─── DATA LINES ───
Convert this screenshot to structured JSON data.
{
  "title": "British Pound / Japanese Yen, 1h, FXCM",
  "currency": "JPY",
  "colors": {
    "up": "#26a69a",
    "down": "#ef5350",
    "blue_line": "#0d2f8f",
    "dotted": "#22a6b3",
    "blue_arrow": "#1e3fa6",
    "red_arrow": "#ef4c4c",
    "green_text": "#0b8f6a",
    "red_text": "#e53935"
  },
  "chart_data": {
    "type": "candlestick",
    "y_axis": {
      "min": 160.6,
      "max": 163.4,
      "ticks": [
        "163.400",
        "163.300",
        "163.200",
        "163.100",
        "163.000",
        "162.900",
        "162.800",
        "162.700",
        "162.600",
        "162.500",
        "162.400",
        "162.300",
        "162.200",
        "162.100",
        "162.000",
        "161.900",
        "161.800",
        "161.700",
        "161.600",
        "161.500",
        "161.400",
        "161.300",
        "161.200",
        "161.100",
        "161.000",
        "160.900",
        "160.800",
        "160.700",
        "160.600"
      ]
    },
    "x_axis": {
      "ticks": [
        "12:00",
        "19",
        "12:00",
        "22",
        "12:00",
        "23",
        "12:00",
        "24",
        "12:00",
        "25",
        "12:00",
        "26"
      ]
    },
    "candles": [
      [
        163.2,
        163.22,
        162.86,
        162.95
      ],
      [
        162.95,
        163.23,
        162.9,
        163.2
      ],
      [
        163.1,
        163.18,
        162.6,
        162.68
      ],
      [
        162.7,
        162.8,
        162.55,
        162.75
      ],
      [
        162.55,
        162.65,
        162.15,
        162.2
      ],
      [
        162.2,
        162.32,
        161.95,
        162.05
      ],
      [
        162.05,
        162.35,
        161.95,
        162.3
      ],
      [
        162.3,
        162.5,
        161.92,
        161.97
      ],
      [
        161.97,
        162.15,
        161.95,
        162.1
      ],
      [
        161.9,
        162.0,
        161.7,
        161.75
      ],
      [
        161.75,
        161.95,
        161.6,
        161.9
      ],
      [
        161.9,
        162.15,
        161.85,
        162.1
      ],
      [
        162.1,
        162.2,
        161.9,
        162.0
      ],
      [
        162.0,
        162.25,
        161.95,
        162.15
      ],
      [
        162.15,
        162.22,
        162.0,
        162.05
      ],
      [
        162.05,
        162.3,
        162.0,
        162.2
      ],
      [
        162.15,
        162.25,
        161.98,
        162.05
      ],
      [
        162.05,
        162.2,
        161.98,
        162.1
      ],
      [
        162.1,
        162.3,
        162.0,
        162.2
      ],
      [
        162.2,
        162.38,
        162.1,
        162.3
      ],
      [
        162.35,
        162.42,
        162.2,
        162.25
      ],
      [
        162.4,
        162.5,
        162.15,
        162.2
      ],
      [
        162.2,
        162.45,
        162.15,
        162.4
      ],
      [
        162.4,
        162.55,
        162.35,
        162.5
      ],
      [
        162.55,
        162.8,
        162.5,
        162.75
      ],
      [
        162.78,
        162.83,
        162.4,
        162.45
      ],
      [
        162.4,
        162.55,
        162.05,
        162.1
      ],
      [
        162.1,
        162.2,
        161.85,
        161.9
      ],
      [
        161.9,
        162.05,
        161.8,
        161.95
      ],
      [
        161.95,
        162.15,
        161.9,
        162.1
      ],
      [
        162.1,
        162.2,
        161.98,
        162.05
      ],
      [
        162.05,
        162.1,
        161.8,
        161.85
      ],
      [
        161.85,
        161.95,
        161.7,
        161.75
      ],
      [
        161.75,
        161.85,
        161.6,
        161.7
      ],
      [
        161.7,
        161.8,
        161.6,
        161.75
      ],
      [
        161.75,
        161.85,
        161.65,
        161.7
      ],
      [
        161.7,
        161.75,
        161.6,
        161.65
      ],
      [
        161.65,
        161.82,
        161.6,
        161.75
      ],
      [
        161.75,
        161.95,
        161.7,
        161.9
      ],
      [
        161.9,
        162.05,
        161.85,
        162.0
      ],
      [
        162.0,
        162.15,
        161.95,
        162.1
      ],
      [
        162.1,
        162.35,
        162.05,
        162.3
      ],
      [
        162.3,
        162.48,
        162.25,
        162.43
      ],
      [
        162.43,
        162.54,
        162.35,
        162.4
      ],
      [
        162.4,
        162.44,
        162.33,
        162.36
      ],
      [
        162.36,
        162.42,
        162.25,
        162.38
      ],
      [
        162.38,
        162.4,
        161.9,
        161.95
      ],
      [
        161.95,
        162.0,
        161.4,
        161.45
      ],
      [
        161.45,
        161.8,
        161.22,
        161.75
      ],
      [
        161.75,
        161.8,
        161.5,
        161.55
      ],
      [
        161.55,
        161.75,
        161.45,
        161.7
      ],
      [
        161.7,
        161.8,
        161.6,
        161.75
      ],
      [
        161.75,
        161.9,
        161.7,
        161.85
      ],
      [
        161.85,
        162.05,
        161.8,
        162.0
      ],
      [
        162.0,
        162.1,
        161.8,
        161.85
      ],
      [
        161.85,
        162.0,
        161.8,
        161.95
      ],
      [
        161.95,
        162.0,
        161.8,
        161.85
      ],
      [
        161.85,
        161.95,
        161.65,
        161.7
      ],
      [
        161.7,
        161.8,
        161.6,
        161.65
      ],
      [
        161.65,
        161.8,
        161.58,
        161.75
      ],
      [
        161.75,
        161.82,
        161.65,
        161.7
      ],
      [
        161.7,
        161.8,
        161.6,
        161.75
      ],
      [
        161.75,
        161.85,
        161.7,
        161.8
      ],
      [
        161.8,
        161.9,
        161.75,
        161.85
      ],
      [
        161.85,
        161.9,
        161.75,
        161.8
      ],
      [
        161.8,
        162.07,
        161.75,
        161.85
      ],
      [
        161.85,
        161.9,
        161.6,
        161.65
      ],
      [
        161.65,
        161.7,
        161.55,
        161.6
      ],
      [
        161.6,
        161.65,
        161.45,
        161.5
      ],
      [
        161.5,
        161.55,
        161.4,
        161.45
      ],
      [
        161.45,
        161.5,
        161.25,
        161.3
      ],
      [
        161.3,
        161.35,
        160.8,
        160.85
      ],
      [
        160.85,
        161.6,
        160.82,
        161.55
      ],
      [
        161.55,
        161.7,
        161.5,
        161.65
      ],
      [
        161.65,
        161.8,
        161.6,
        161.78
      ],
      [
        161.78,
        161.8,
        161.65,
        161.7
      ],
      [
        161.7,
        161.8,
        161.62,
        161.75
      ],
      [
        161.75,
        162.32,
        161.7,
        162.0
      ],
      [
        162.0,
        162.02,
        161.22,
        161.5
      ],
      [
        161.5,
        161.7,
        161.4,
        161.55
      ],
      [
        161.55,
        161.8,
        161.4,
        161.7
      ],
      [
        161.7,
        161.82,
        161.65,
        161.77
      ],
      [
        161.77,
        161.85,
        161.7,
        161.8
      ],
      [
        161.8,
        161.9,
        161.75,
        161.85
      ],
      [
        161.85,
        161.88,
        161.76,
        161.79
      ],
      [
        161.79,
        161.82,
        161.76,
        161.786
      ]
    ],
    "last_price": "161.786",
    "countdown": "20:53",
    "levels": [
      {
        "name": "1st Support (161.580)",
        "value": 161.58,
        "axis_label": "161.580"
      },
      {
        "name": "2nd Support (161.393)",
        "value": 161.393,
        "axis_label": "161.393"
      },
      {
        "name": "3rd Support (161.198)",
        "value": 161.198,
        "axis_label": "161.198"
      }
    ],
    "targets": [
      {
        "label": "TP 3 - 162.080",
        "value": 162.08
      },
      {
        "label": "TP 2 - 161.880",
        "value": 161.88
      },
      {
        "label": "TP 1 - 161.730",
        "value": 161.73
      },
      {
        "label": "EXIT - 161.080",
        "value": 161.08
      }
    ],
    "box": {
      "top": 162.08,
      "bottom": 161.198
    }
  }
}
───
-- THE TASK --
Extract every line that has the string "name" in it.

-- COMPLETE RESPONSE --
        "name": "1st Support (161.580)",
        "name": "2nd Support (161.393)",
        "name": "3rd Support (161.198)",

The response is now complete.